### What you are asked to do
Among the records below, count the lines where "JSON" occurs, and report that total alone.

------------------------------------

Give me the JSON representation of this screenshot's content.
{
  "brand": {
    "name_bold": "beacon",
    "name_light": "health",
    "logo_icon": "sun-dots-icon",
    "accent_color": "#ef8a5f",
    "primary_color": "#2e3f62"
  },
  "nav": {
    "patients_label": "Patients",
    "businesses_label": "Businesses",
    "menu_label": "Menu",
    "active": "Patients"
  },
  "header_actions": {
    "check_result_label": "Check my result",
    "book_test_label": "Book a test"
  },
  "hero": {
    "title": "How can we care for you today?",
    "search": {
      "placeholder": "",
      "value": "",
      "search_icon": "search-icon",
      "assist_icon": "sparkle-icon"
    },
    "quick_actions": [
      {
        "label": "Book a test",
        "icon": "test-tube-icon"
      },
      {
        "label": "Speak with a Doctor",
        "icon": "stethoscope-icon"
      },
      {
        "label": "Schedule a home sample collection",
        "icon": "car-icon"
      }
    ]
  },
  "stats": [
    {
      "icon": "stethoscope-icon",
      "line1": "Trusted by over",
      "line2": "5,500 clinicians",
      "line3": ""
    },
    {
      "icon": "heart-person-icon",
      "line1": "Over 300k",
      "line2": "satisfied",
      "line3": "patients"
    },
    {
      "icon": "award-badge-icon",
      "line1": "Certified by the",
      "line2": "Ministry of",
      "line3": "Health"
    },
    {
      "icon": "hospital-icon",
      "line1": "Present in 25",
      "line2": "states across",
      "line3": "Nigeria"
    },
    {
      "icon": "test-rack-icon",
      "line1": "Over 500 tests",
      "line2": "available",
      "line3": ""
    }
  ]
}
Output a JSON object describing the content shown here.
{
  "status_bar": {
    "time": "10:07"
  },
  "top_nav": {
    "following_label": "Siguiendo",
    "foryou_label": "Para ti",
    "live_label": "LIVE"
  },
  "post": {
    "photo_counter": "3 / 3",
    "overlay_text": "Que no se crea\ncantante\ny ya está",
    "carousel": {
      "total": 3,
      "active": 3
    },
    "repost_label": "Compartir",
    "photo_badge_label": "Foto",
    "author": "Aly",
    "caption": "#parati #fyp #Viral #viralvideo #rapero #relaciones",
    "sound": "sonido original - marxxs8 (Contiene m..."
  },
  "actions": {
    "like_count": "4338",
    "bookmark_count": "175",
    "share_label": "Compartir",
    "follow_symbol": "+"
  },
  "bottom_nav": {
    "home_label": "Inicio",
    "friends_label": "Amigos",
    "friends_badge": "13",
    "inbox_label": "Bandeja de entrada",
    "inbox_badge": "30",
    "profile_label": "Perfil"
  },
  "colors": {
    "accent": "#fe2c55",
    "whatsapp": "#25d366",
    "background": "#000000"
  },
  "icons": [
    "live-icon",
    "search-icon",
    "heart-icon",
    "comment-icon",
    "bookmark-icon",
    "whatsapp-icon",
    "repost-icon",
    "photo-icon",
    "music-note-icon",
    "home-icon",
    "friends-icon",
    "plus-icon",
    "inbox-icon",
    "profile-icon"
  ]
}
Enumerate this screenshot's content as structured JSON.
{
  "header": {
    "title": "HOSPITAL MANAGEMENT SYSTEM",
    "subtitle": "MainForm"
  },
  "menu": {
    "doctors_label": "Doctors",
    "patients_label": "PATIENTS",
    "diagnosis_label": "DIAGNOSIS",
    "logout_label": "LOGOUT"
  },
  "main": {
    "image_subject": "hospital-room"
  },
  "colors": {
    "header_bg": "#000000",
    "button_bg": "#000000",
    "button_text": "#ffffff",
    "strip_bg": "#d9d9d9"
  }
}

------------------------------------

### Answer area
3